• Provided data:

[Begin]

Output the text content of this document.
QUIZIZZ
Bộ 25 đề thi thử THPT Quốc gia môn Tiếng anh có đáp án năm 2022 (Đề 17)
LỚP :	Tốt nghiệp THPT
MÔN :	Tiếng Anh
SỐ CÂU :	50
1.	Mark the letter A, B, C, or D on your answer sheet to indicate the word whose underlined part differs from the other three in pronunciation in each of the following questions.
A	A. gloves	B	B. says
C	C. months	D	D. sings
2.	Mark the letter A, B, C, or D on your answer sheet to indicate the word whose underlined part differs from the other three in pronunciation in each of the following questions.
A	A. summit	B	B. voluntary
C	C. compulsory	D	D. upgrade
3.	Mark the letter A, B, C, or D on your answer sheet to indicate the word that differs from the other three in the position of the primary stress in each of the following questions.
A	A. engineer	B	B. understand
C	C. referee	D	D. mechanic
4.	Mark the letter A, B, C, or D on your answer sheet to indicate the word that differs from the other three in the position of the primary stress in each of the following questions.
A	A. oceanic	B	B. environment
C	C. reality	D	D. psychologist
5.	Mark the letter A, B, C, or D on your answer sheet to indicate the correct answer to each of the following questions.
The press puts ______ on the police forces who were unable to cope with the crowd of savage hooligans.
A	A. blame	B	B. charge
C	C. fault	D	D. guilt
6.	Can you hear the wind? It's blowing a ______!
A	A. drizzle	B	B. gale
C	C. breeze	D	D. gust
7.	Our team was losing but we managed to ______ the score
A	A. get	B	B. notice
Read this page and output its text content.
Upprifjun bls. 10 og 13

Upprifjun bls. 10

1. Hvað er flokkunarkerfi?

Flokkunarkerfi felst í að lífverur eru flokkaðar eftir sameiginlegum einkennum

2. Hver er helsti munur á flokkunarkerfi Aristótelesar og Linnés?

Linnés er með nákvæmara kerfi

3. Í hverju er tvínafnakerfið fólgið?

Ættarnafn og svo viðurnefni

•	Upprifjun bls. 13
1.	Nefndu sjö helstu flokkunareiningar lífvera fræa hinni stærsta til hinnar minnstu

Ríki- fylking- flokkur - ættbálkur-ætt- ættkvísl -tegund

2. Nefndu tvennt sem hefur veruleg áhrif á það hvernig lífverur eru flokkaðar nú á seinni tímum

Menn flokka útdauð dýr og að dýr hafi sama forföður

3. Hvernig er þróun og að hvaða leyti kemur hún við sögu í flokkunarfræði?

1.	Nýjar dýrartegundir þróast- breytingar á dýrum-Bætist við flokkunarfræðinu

[End]
[Begin]

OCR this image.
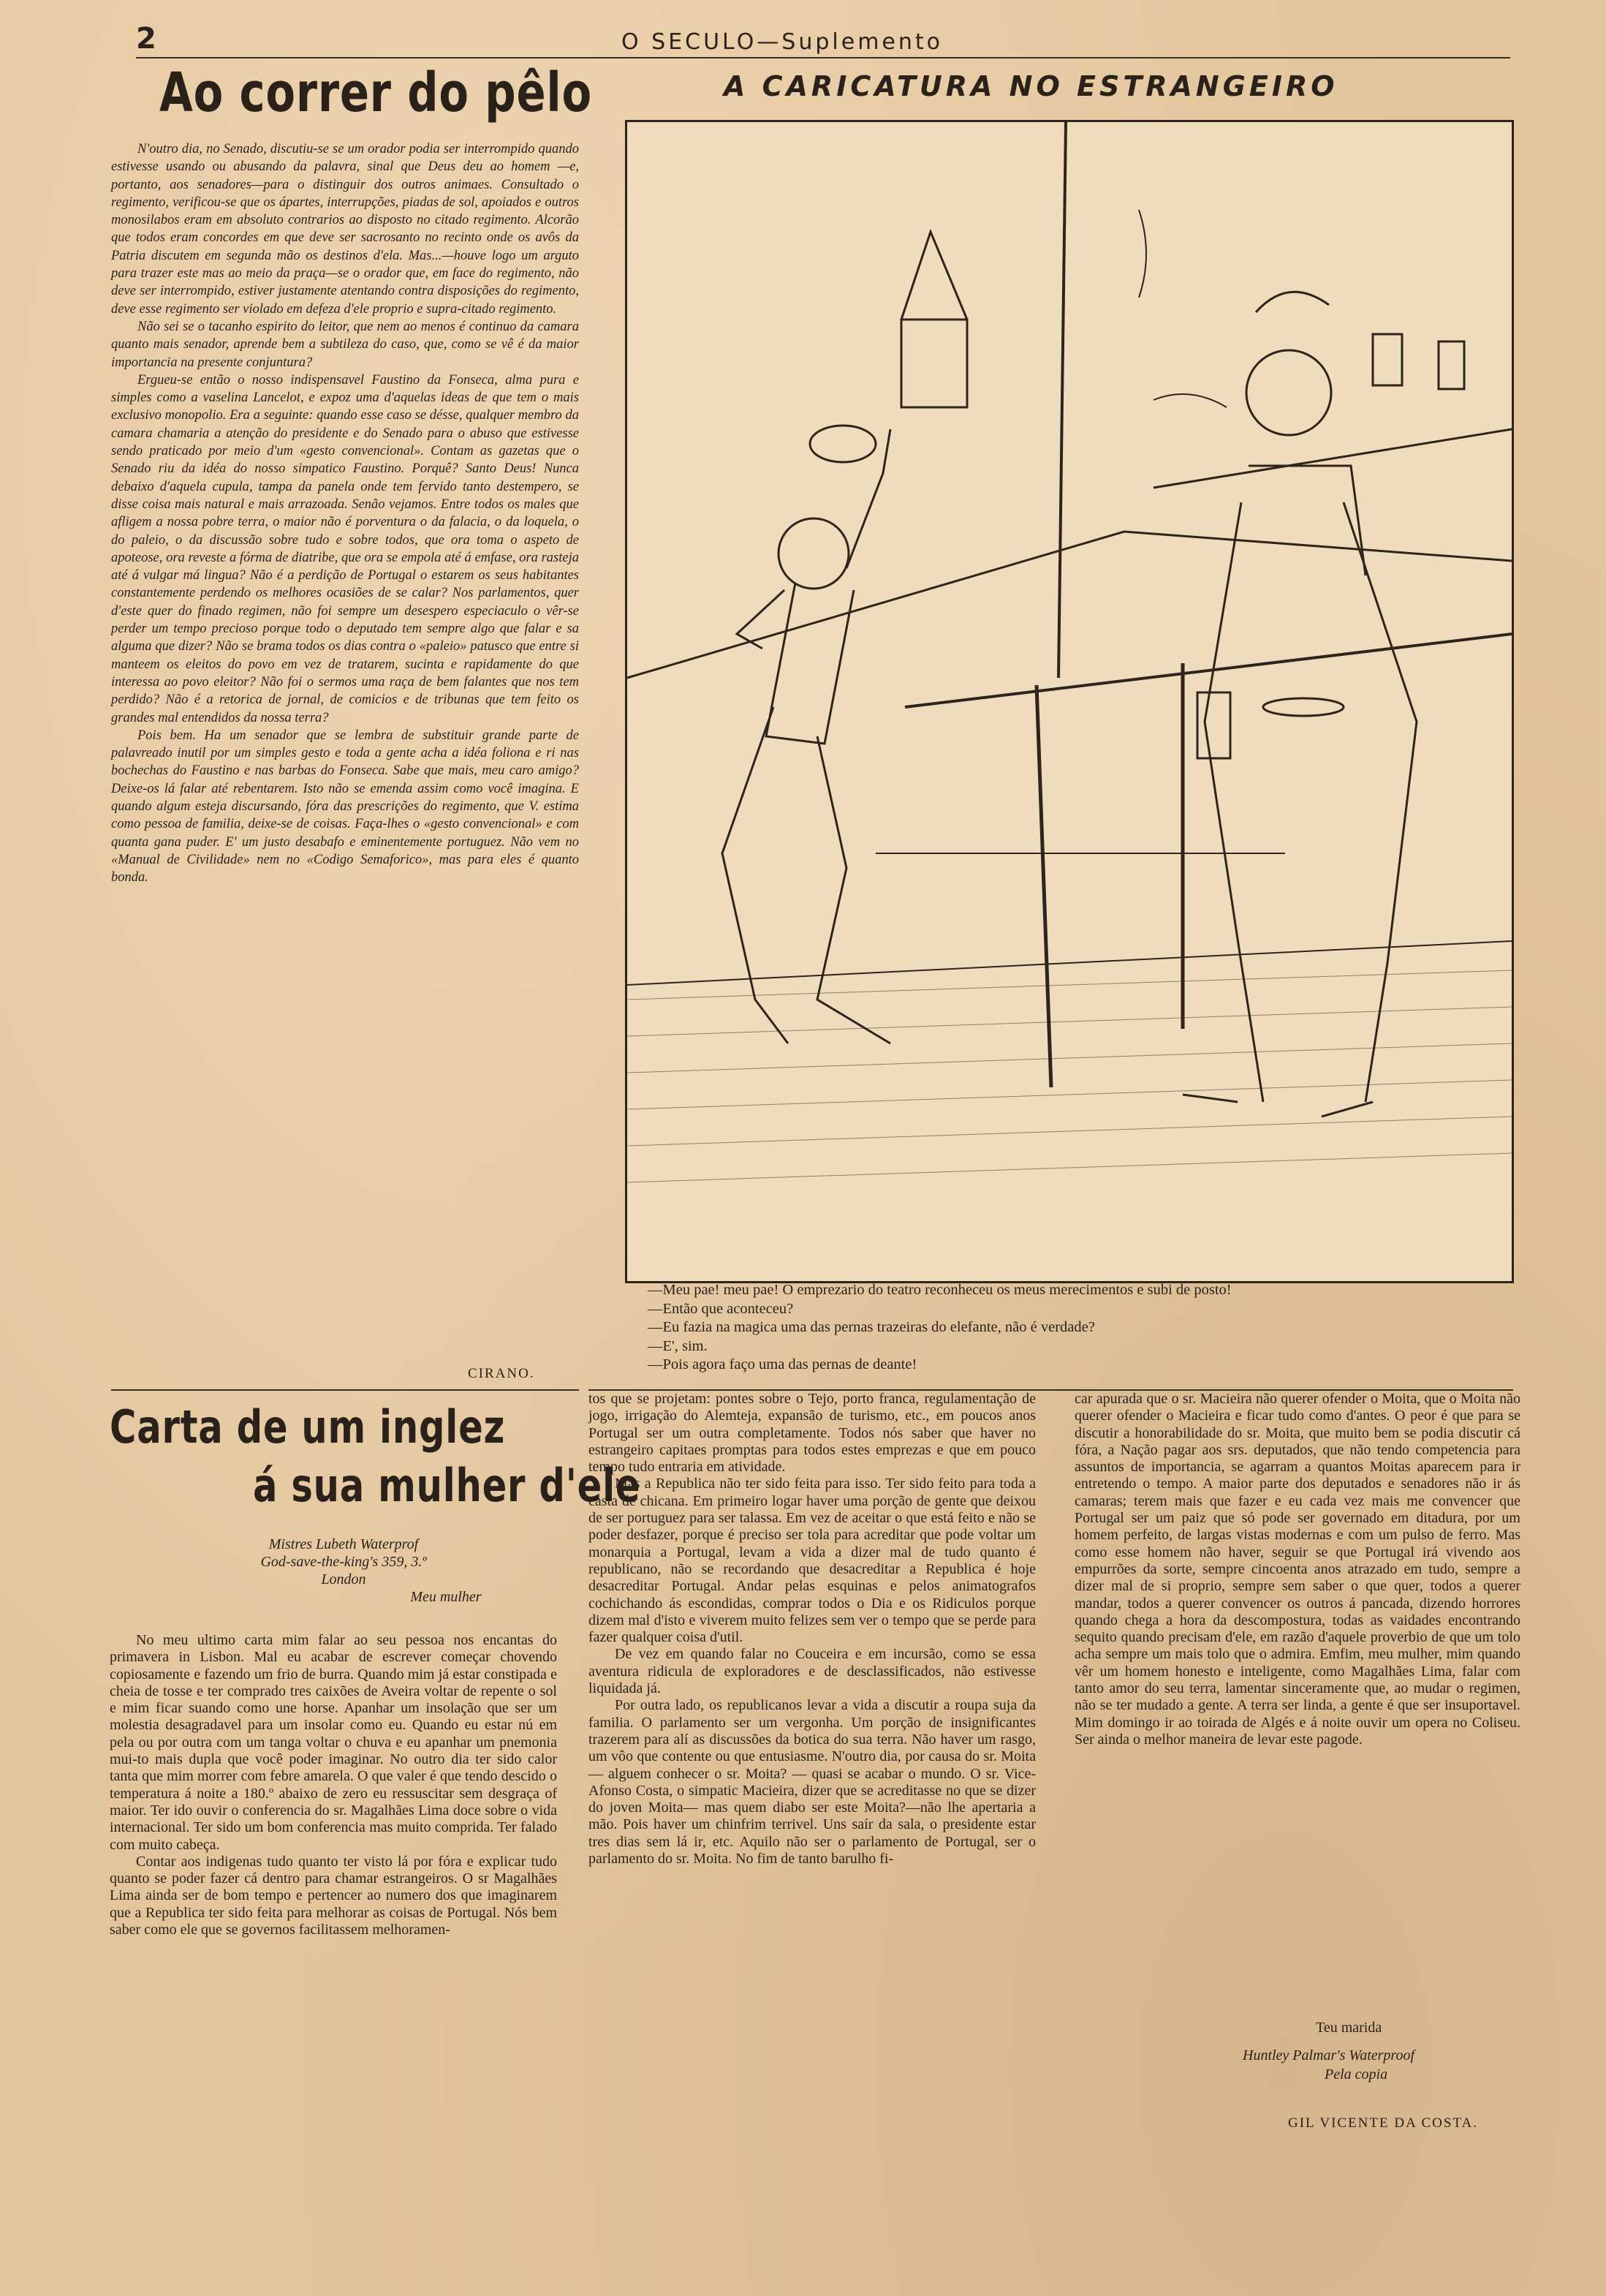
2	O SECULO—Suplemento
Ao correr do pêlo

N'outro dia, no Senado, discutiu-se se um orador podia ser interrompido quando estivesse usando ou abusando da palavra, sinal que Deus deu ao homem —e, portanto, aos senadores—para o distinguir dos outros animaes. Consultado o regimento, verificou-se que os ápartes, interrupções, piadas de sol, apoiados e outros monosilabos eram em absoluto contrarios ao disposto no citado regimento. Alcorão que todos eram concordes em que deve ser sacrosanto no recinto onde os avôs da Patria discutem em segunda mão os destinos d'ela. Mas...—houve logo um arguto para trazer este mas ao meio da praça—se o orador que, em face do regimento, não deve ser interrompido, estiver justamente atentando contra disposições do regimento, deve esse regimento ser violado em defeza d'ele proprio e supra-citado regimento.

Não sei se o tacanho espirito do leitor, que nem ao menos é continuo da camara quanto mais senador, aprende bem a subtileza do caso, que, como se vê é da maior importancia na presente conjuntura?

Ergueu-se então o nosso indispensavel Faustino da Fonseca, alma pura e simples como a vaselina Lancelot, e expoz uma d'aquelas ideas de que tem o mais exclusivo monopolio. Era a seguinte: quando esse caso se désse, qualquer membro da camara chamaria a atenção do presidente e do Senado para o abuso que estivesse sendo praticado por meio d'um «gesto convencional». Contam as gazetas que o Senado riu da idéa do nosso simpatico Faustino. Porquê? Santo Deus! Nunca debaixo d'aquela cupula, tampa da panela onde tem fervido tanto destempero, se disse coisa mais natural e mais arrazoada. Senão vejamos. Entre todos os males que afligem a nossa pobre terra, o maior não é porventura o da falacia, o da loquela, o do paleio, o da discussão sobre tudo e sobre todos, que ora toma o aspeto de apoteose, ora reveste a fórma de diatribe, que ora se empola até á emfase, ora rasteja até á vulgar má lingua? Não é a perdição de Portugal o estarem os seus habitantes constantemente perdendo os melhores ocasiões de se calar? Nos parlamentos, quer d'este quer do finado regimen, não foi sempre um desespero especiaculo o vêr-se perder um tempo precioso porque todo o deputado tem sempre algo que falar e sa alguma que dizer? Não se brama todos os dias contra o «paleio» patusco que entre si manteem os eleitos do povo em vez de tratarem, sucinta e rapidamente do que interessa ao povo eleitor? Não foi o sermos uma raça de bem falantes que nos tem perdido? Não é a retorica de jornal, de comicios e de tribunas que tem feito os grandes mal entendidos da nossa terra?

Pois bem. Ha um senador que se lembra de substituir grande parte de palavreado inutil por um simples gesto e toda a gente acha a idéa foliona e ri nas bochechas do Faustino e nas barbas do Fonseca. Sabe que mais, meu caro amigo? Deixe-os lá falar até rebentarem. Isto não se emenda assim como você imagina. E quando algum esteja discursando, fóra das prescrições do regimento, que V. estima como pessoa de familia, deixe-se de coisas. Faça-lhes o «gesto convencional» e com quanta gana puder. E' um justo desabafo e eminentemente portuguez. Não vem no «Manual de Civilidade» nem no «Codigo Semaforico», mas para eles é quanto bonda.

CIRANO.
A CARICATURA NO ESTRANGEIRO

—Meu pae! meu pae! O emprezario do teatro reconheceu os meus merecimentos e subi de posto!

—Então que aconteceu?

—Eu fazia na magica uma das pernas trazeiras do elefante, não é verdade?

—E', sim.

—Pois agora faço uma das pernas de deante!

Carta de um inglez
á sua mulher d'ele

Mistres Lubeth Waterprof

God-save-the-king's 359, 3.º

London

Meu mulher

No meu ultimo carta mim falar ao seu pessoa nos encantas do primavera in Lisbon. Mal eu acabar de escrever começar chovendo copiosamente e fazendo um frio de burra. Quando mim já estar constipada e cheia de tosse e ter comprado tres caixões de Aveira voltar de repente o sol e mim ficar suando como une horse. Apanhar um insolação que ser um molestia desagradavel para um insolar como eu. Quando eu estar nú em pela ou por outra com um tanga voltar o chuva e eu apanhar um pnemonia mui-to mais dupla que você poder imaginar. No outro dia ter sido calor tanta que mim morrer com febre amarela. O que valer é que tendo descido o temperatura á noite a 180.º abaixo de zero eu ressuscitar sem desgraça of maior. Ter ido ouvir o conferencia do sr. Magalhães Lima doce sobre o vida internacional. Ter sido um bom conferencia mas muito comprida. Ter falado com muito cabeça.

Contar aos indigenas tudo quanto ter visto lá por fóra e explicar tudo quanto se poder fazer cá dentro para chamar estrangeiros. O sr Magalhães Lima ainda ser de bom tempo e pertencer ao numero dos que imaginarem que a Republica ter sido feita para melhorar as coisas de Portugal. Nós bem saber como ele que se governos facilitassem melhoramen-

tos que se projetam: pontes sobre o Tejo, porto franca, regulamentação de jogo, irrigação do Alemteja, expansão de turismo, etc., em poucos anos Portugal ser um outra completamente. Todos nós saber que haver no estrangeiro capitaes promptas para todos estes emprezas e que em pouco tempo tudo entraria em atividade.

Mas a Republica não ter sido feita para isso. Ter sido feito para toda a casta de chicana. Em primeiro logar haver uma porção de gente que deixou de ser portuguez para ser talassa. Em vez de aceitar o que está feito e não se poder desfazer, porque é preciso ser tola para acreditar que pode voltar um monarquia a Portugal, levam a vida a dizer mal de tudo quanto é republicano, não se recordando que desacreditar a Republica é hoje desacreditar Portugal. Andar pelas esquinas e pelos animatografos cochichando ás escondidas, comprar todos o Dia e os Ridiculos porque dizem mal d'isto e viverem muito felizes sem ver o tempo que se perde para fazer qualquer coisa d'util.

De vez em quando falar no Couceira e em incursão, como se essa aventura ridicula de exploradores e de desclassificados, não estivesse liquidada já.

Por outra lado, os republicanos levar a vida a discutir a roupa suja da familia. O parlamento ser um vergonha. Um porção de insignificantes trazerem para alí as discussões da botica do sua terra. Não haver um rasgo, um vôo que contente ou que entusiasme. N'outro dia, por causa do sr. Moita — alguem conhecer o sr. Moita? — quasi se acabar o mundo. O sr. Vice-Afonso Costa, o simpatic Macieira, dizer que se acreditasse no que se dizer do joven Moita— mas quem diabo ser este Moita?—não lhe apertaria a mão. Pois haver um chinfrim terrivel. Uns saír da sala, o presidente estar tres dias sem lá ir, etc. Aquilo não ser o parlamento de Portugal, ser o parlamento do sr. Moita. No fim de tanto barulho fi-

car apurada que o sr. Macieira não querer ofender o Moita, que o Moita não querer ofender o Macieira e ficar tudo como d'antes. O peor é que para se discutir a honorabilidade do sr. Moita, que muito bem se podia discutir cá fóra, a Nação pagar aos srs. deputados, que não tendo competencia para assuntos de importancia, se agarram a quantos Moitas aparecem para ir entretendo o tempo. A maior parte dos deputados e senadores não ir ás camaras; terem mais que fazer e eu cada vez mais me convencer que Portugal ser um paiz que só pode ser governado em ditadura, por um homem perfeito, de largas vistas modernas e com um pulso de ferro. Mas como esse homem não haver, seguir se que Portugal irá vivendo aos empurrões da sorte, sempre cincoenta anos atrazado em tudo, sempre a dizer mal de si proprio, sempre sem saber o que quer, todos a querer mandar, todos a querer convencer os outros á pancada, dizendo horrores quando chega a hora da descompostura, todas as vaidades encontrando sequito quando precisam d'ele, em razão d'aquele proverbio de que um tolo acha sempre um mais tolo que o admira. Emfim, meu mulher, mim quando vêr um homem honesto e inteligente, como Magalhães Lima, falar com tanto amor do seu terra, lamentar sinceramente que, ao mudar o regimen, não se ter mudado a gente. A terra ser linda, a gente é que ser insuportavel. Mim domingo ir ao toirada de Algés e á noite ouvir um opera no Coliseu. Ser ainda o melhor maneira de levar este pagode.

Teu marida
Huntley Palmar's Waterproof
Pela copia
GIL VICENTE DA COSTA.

[End]

• What you should do: State the count of lines holding the string "regimento" in the listing above, and nothing else.

• Right answer: 2